→ OBJECTIVE
Check each line of the data for "Center" and select those that have it.
☆ ☆ ☆
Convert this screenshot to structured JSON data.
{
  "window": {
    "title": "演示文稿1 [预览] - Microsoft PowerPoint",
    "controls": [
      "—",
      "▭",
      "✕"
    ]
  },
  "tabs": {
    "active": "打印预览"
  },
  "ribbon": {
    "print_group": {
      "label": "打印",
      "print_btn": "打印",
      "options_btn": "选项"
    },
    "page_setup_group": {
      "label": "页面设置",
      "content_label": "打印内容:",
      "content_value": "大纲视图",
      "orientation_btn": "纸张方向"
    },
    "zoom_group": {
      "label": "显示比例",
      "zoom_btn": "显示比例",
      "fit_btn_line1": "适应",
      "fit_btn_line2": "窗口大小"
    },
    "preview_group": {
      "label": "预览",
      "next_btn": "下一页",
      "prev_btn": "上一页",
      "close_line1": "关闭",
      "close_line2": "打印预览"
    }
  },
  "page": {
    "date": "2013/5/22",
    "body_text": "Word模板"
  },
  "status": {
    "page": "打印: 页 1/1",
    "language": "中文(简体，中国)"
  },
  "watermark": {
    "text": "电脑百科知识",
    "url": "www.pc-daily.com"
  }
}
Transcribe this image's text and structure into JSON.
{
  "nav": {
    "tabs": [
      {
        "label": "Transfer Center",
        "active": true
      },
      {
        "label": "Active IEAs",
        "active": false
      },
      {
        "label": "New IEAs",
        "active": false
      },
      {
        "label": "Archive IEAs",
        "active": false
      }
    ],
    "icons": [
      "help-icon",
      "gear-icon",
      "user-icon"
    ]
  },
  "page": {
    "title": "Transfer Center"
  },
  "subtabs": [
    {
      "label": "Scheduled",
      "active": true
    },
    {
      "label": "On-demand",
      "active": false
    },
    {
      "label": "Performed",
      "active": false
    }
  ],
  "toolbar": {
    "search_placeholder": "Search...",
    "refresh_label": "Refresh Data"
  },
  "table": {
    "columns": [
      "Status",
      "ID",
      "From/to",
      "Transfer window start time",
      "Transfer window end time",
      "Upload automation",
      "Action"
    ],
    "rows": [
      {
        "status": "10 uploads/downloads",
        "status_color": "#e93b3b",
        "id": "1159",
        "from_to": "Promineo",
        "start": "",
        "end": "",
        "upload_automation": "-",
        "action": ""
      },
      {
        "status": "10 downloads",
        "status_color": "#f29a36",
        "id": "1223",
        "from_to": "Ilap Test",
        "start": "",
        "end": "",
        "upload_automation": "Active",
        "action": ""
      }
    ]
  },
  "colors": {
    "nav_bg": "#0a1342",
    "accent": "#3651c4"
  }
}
☆ ☆ ☆
→ ANSWER FOR THIS EXERCISE
        "label": "Transfer Center",
    "title": "Transfer Center"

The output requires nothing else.